TASK: Exactly reproduce the entries, dropping any pictures from your copy.

EXTRACTED DATA:
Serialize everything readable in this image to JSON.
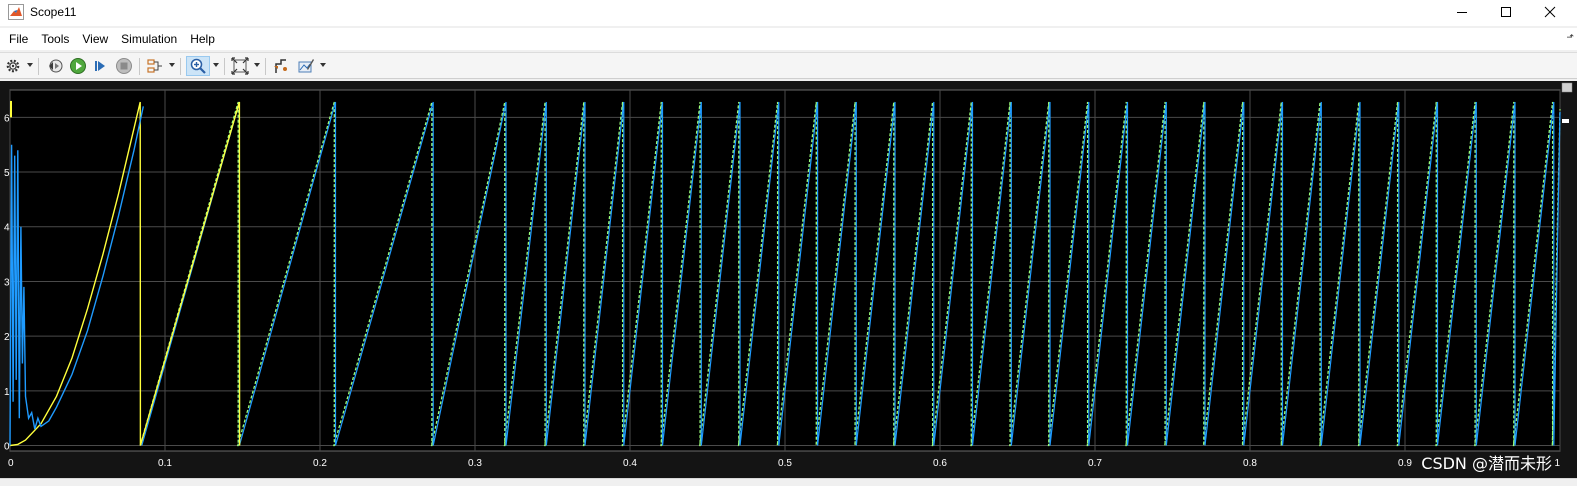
{
  "window": {
    "title": "Scope11"
  },
  "menu": {
    "items": [
      "File",
      "Tools",
      "View",
      "Simulation",
      "Help"
    ]
  },
  "toolbar": {
    "icons": [
      "gear-icon",
      "step-back-icon",
      "run-icon",
      "step-forward-icon",
      "stop-icon",
      "signal-select-icon",
      "zoom-in-icon",
      "fit-axes-icon",
      "triggers-icon",
      "measurements-icon"
    ],
    "zoom_active": true
  },
  "watermark": "CSDN @潜而未形",
  "colors": {
    "plot_background": "#000000",
    "panel_background": "#141414",
    "grid": "#4a4a4a",
    "tick_text": "#ffffff",
    "series_yellow": "#ffff3c",
    "series_blue": "#1f9bff",
    "series_green": "#9cff7a"
  },
  "chart_data": {
    "type": "line",
    "title": "",
    "xlabel": "",
    "ylabel": "",
    "xlim": [
      0,
      1
    ],
    "ylim": [
      -0.1,
      6.5
    ],
    "grid": true,
    "legend": "none",
    "x_ticks": [
      "0",
      "0.1",
      "0.2",
      "0.3",
      "0.4",
      "0.5",
      "0.6",
      "0.7",
      "0.8",
      "0.9",
      "1"
    ],
    "x_tick_values": [
      0,
      0.1,
      0.2,
      0.3,
      0.4,
      0.5,
      0.6,
      0.7,
      0.8,
      0.9,
      1
    ],
    "y_ticks": [
      "0",
      "1",
      "2",
      "3",
      "4",
      "5",
      "6"
    ],
    "y_tick_values": [
      0,
      1,
      2,
      3,
      4,
      5,
      6
    ],
    "sawtooth_peak": 6.28,
    "series": [
      {
        "color": "#ffff3c",
        "kind": "yellow-reference",
        "x": [
          0,
          0.005,
          0.01,
          0.02,
          0.03,
          0.04,
          0.05,
          0.06,
          0.07,
          0.08,
          0.084,
          0.0841,
          0.148,
          0.1481,
          0.3
        ],
        "y": [
          0,
          0.02,
          0.1,
          0.4,
          0.9,
          1.6,
          2.5,
          3.5,
          4.6,
          5.8,
          6.28,
          0,
          6.28,
          0,
          2.5
        ]
      },
      {
        "color": "#1f9bff",
        "kind": "blue-estimate",
        "early_x": [
          0.0,
          0.001,
          0.002,
          0.003,
          0.004,
          0.005,
          0.006,
          0.007,
          0.008,
          0.009,
          0.01,
          0.012,
          0.014,
          0.016,
          0.018,
          0.02,
          0.025,
          0.03,
          0.04,
          0.05,
          0.06,
          0.07,
          0.08,
          0.086
        ],
        "early_y": [
          0,
          5.5,
          0.8,
          5.3,
          1.2,
          5.4,
          0.5,
          4.0,
          1.5,
          2.9,
          0.9,
          0.5,
          0.6,
          0.3,
          0.5,
          0.35,
          0.45,
          0.7,
          1.3,
          2.1,
          3.1,
          4.2,
          5.4,
          6.2
        ]
      }
    ],
    "wrap_times": [
      0.085,
      0.148,
      0.21,
      0.273,
      0.32,
      0.346,
      0.371,
      0.396,
      0.421,
      0.446,
      0.471,
      0.496,
      0.521,
      0.546,
      0.571,
      0.596,
      0.621,
      0.646,
      0.671,
      0.696,
      0.721,
      0.746,
      0.771,
      0.796,
      0.821,
      0.846,
      0.871,
      0.896,
      0.921,
      0.946,
      0.971,
      0.996
    ]
  }
}
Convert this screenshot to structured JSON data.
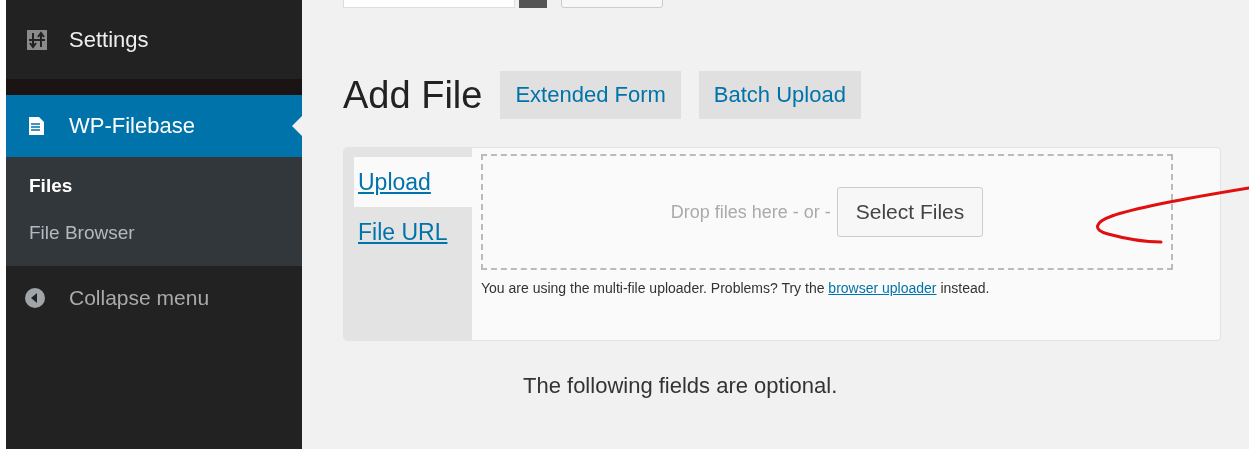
{
  "sidebar": {
    "items": [
      {
        "label": "Settings",
        "kind": "settings",
        "selected": false
      },
      {
        "label": "WP-Filebase",
        "kind": "files",
        "selected": true,
        "children": [
          {
            "label": "Files",
            "selected": true
          },
          {
            "label": "File Browser",
            "selected": false
          }
        ]
      }
    ],
    "collapse": {
      "label": "Collapse menu"
    }
  },
  "page": {
    "title": "Add File",
    "actions": [
      "Extended Form",
      "Batch Upload"
    ]
  },
  "uploader": {
    "tabs": [
      {
        "label": "Upload",
        "selected": true
      },
      {
        "label": "File URL",
        "selected": false
      }
    ],
    "drop_hint": "Drop files here - or -",
    "select_button": "Select Files",
    "note_before": "You are using the multi-file uploader. Problems? Try the",
    "note_link": "browser uploader",
    "note_after": "instead."
  },
  "optional_note": "The following fields are optional."
}
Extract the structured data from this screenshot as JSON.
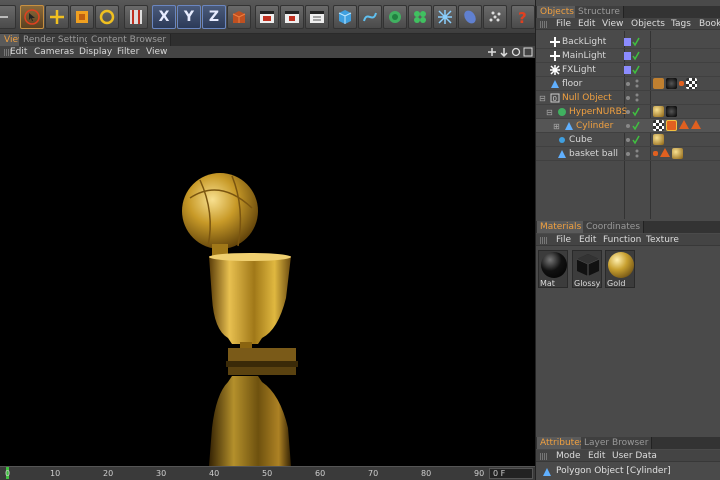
{
  "toolbar": {
    "icons": [
      "undo-icon",
      "select-arrow-icon",
      "move-icon",
      "scale-icon",
      "rotate-icon",
      "film-clapper-icon",
      "x-axis",
      "y-axis",
      "z-axis",
      "world-coord-icon",
      "render-view-icon",
      "render-region-icon",
      "render-picture-viewer-icon",
      "cube-primitive-icon",
      "spline-icon",
      "nurbs-icon",
      "array-icon",
      "deformer-icon",
      "environment-icon",
      "scene-icon",
      "camera-light-icon",
      "help-icon"
    ],
    "axes": [
      "X",
      "Y",
      "Z"
    ]
  },
  "view_tabs": [
    "View",
    "Render Settings",
    "Content Browser"
  ],
  "view_menu": [
    "Edit",
    "Cameras",
    "Display",
    "Filter",
    "View"
  ],
  "timeline": {
    "ticks": [
      "0",
      "10",
      "20",
      "30",
      "40",
      "50",
      "60",
      "70",
      "80",
      "90"
    ],
    "frame_value": "0 F"
  },
  "objects_panel": {
    "tabs": [
      "Objects",
      "Structure"
    ],
    "menu": [
      "File",
      "Edit",
      "View",
      "Objects",
      "Tags",
      "Bookm"
    ],
    "items": [
      {
        "name": "BackLight",
        "icon": "light-icon",
        "highlight": false
      },
      {
        "name": "MainLight",
        "icon": "light-icon",
        "highlight": false
      },
      {
        "name": "FXLight",
        "icon": "light-icon",
        "highlight": false
      },
      {
        "name": "floor",
        "icon": "floor-icon",
        "highlight": false
      },
      {
        "name": "Null Object",
        "icon": "null-object-icon",
        "highlight": true
      },
      {
        "name": "HyperNURBS",
        "icon": "hypernurbs-icon",
        "highlight": true
      },
      {
        "name": "Cylinder",
        "icon": "polygon-icon",
        "highlight": true
      },
      {
        "name": "Cube",
        "icon": "cube-icon",
        "highlight": false
      },
      {
        "name": "basket ball",
        "icon": "polygon-icon",
        "highlight": false
      }
    ]
  },
  "materials_panel": {
    "tabs": [
      "Materials",
      "Coordinates"
    ],
    "menu": [
      "File",
      "Edit",
      "Function",
      "Texture"
    ],
    "materials": [
      {
        "name": "Mat",
        "color": "#111111"
      },
      {
        "name": "Glossy",
        "color": "#222222"
      },
      {
        "name": "Gold",
        "color": "#c8a030"
      }
    ]
  },
  "attributes_panel": {
    "tabs": [
      "Attributes",
      "Layer Browser"
    ],
    "menu": [
      "Mode",
      "Edit",
      "User Data"
    ],
    "title": "Polygon Object [Cylinder]"
  },
  "colors": {
    "accent": "#f0a040",
    "gold": "#c8a030",
    "check": "#40c040"
  }
}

RESPONSE TO THIS TASK:
Serialize everything readable in this image to JSON.
{
  "window": {
    "title": "Scope11"
  },
  "menu": {
    "items": [
      "File",
      "Tools",
      "View",
      "Simulation",
      "Help"
    ]
  },
  "toolbar": {
    "icons": [
      "gear-icon",
      "step-back-icon",
      "run-icon",
      "step-forward-icon",
      "stop-icon",
      "signal-select-icon",
      "zoom-in-icon",
      "fit-axes-icon",
      "triggers-icon",
      "measurements-icon"
    ],
    "zoom_active": true
  },
  "watermark": "CSDN @潜而未形",
  "colors": {
    "plot_background": "#000000",
    "panel_background": "#141414",
    "grid": "#4a4a4a",
    "tick_text": "#ffffff",
    "series_yellow": "#ffff3c",
    "series_blue": "#1f9bff",
    "series_green": "#9cff7a"
  },
  "chart_data": {
    "type": "line",
    "title": "",
    "xlabel": "",
    "ylabel": "",
    "xlim": [
      0,
      1
    ],
    "ylim": [
      -0.1,
      6.5
    ],
    "grid": true,
    "legend": "none",
    "x_ticks": [
      "0",
      "0.1",
      "0.2",
      "0.3",
      "0.4",
      "0.5",
      "0.6",
      "0.7",
      "0.8",
      "0.9",
      "1"
    ],
    "x_tick_values": [
      0,
      0.1,
      0.2,
      0.3,
      0.4,
      0.5,
      0.6,
      0.7,
      0.8,
      0.9,
      1
    ],
    "y_ticks": [
      "0",
      "1",
      "2",
      "3",
      "4",
      "5",
      "6"
    ],
    "y_tick_values": [
      0,
      1,
      2,
      3,
      4,
      5,
      6
    ],
    "sawtooth_peak": 6.28,
    "series": [
      {
        "color": "#ffff3c",
        "kind": "yellow-reference",
        "x": [
          0,
          0.005,
          0.01,
          0.02,
          0.03,
          0.04,
          0.05,
          0.06,
          0.07,
          0.08,
          0.084,
          0.0841,
          0.148,
          0.1481,
          0.3
        ],
        "y": [
          0,
          0.02,
          0.1,
          0.4,
          0.9,
          1.6,
          2.5,
          3.5,
          4.6,
          5.8,
          6.28,
          0,
          6.28,
          0,
          2.5
        ]
      },
      {
        "color": "#1f9bff",
        "kind": "blue-estimate",
        "early_x": [
          0.0,
          0.001,
          0.002,
          0.003,
          0.004,
          0.005,
          0.006,
          0.007,
          0.008,
          0.009,
          0.01,
          0.012,
          0.014,
          0.016,
          0.018,
          0.02,
          0.025,
          0.03,
          0.04,
          0.05,
          0.06,
          0.07,
          0.08,
          0.086
        ],
        "early_y": [
          0,
          5.5,
          0.8,
          5.3,
          1.2,
          5.4,
          0.5,
          4.0,
          1.5,
          2.9,
          0.9,
          0.5,
          0.6,
          0.3,
          0.5,
          0.35,
          0.45,
          0.7,
          1.3,
          2.1,
          3.1,
          4.2,
          5.4,
          6.2
        ]
      }
    ],
    "wrap_times": [
      0.085,
      0.148,
      0.21,
      0.273,
      0.32,
      0.346,
      0.371,
      0.396,
      0.421,
      0.446,
      0.471,
      0.496,
      0.521,
      0.546,
      0.571,
      0.596,
      0.621,
      0.646,
      0.671,
      0.696,
      0.721,
      0.746,
      0.771,
      0.796,
      0.821,
      0.846,
      0.871,
      0.896,
      0.921,
      0.946,
      0.971,
      0.996
    ]
  }
}
Convert this screenshot to structured JSON data.
{
  "sidebar": {
    "items": [
      {
        "label": "Settings",
        "kind": "settings",
        "selected": false
      },
      {
        "label": "WP-Filebase",
        "kind": "files",
        "selected": true,
        "children": [
          {
            "label": "Files",
            "selected": true
          },
          {
            "label": "File Browser",
            "selected": false
          }
        ]
      }
    ],
    "collapse": {
      "label": "Collapse menu"
    }
  },
  "page": {
    "title": "Add File",
    "actions": [
      "Extended Form",
      "Batch Upload"
    ]
  },
  "uploader": {
    "tabs": [
      {
        "label": "Upload",
        "selected": true
      },
      {
        "label": "File URL",
        "selected": false
      }
    ],
    "drop_hint": "Drop files here - or -",
    "select_button": "Select Files",
    "note_before": "You are using the multi-file uploader. Problems? Try the",
    "note_link": "browser uploader",
    "note_after": "instead."
  },
  "optional_note": "The following fields are optional."
}
Extract the structured data from this screenshot as JSON.
{
  "toolbar": {
    "icons": [
      "undo-icon",
      "select-arrow-icon",
      "move-icon",
      "scale-icon",
      "rotate-icon",
      "film-clapper-icon",
      "x-axis",
      "y-axis",
      "z-axis",
      "world-coord-icon",
      "render-view-icon",
      "render-region-icon",
      "render-picture-viewer-icon",
      "cube-primitive-icon",
      "spline-icon",
      "nurbs-icon",
      "array-icon",
      "deformer-icon",
      "environment-icon",
      "scene-icon",
      "camera-light-icon",
      "help-icon"
    ],
    "axes": [
      "X",
      "Y",
      "Z"
    ]
  },
  "view_tabs": [
    "View",
    "Render Settings",
    "Content Browser"
  ],
  "view_menu": [
    "Edit",
    "Cameras",
    "Display",
    "Filter",
    "View"
  ],
  "timeline": {
    "ticks": [
      "0",
      "10",
      "20",
      "30",
      "40",
      "50",
      "60",
      "70",
      "80",
      "90"
    ],
    "frame_value": "0 F"
  },
  "objects_panel": {
    "tabs": [
      "Objects",
      "Structure"
    ],
    "menu": [
      "File",
      "Edit",
      "View",
      "Objects",
      "Tags",
      "Bookm"
    ],
    "items": [
      {
        "name": "BackLight",
        "icon": "light-icon",
        "highlight": false
      },
      {
        "name": "MainLight",
        "icon": "light-icon",
        "highlight": false
      },
      {
        "name": "FXLight",
        "icon": "light-icon",
        "highlight": false
      },
      {
        "name": "floor",
        "icon": "floor-icon",
        "highlight": false
      },
      {
        "name": "Null Object",
        "icon": "null-object-icon",
        "highlight": true
      },
      {
        "name": "HyperNURBS",
        "icon": "hypernurbs-icon",
        "highlight": true
      },
      {
        "name": "Cylinder",
        "icon": "polygon-icon",
        "highlight": true
      },
      {
        "name": "Cube",
        "icon": "cube-icon",
        "highlight": false
      },
      {
        "name": "basket ball",
        "icon": "polygon-icon",
        "highlight": false
      }
    ]
  },
  "materials_panel": {
    "tabs": [
      "Materials",
      "Coordinates"
    ],
    "menu": [
      "File",
      "Edit",
      "Function",
      "Texture"
    ],
    "materials": [
      {
        "name": "Mat",
        "color": "#111111"
      },
      {
        "name": "Glossy",
        "color": "#222222"
      },
      {
        "name": "Gold",
        "color": "#c8a030"
      }
    ]
  },
  "attributes_panel": {
    "tabs": [
      "Attributes",
      "Layer Browser"
    ],
    "menu": [
      "Mode",
      "Edit",
      "User Data"
    ],
    "title": "Polygon Object [Cylinder]"
  },
  "colors": {
    "accent": "#f0a040",
    "gold": "#c8a030",
    "check": "#40c040"
  }
}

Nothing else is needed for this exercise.